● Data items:
§ §
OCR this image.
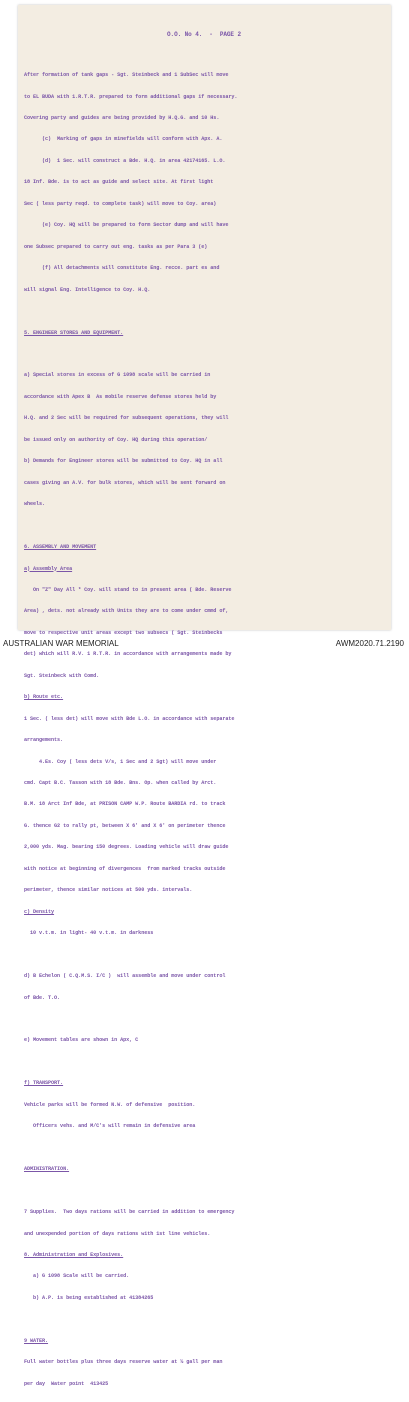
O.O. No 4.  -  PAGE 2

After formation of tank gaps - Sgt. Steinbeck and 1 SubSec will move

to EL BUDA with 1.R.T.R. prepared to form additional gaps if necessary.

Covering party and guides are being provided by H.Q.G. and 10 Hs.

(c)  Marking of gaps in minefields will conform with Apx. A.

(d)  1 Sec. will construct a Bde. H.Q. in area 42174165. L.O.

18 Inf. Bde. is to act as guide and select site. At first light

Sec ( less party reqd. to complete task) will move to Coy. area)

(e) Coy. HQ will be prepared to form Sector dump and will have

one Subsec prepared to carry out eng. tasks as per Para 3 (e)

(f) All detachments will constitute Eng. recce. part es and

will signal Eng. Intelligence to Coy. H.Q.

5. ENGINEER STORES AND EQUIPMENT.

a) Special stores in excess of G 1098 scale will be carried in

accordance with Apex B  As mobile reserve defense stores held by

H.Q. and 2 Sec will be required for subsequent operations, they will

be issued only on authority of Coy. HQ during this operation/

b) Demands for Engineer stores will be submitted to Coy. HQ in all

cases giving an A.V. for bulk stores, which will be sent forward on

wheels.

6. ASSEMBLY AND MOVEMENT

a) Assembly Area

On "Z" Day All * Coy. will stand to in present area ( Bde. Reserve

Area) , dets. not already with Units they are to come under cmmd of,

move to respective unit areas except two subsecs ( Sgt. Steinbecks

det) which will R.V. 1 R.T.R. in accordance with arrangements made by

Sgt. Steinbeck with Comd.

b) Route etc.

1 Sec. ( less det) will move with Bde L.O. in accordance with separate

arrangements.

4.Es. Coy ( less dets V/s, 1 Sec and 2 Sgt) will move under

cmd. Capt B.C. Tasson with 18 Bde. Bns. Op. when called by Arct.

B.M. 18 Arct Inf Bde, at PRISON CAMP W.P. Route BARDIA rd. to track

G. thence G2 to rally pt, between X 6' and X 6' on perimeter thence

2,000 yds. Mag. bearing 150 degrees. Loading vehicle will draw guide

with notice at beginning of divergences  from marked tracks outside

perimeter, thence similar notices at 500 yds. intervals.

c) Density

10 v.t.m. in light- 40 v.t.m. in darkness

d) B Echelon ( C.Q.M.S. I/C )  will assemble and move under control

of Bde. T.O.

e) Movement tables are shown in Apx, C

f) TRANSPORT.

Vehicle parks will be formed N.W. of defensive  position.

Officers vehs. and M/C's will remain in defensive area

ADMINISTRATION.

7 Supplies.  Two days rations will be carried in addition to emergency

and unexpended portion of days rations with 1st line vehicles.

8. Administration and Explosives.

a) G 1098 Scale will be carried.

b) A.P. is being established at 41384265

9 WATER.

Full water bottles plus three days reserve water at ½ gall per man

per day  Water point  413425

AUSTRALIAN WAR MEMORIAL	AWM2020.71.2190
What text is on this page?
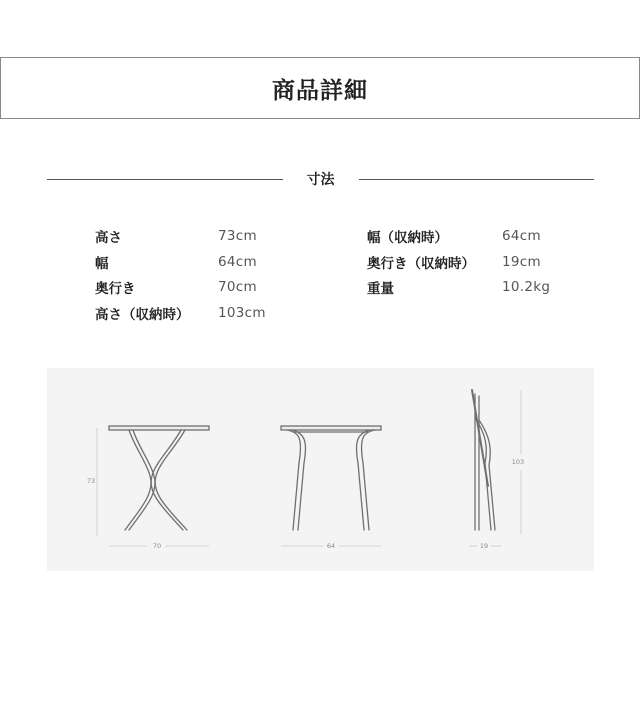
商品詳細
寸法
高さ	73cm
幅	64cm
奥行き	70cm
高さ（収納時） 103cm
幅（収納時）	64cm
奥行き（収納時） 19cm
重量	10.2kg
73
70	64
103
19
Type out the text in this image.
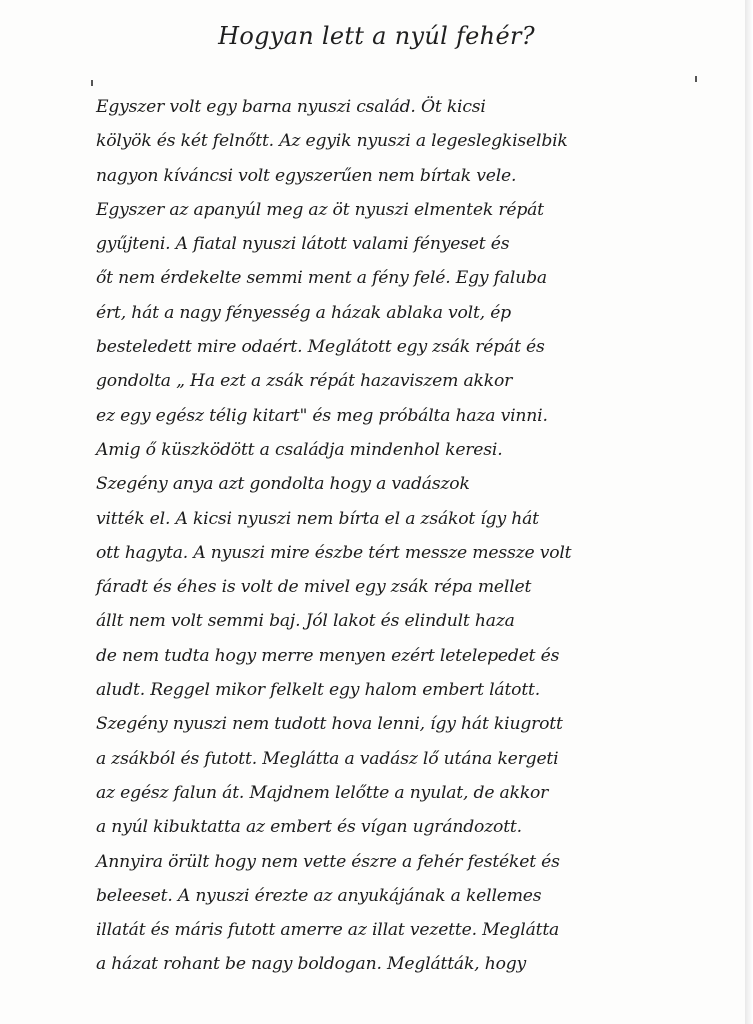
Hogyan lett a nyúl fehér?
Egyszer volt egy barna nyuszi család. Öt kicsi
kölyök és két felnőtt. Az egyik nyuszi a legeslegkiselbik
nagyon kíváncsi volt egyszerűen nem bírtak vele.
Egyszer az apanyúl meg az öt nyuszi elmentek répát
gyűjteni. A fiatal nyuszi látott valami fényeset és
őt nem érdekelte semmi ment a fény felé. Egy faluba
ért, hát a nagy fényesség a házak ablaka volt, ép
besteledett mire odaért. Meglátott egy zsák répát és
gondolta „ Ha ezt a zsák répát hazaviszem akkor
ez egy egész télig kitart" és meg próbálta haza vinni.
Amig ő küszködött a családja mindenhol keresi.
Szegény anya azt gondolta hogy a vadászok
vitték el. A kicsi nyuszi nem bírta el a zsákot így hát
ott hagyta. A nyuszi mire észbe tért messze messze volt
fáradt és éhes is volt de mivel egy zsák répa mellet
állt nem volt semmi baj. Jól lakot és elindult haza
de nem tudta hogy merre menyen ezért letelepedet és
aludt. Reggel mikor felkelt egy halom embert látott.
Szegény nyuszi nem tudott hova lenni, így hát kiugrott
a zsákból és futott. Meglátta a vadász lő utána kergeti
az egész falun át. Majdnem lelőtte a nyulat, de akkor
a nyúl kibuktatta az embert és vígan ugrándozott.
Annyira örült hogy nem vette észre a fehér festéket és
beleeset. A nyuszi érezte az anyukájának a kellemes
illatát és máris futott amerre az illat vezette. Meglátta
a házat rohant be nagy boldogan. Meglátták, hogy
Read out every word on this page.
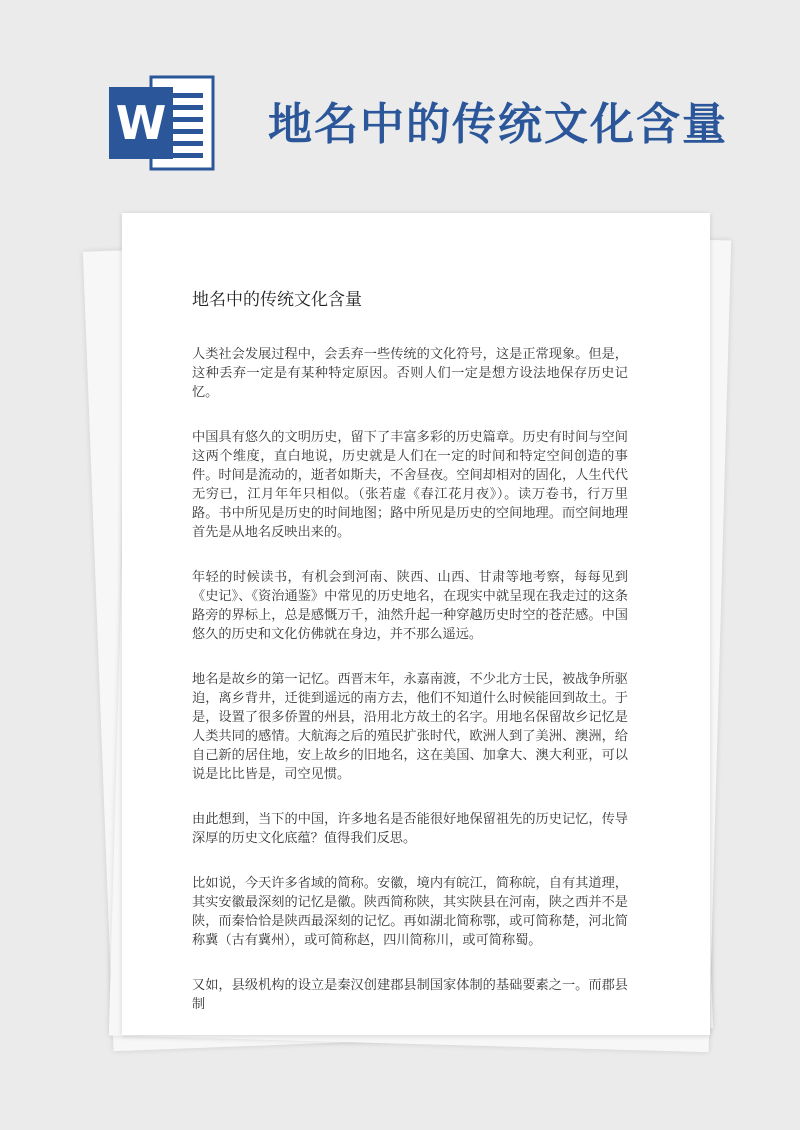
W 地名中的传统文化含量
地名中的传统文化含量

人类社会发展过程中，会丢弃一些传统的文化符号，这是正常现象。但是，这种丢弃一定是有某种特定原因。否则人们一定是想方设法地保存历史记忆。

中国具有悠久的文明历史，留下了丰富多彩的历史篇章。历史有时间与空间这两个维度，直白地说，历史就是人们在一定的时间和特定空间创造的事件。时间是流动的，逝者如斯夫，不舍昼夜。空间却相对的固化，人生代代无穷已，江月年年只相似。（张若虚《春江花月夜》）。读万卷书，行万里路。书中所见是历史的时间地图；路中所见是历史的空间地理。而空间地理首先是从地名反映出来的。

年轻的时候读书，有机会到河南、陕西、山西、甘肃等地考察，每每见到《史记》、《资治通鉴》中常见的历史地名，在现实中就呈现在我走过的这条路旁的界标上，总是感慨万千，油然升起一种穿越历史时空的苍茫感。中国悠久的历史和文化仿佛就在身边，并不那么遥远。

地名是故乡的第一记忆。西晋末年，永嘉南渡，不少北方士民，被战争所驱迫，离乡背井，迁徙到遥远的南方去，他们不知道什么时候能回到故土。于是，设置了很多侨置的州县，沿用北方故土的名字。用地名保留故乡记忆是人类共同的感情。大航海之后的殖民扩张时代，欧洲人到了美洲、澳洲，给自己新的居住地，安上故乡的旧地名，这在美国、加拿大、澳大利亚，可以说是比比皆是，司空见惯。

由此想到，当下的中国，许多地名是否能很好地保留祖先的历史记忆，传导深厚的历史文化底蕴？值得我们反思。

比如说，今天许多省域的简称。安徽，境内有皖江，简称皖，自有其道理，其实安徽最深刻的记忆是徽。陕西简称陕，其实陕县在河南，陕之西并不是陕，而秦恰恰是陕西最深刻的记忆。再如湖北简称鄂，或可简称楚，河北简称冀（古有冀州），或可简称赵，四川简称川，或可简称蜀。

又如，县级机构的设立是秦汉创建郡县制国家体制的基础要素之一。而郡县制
§ §
● What you need to do:
Select all lines in the listing that include the word "this".

● Solution to the exercise:
OCR this image.
be issued only on authority of Coy. HQ during this operation/
What text is on this page?
Type out the text in this image.
Read out every word on this page.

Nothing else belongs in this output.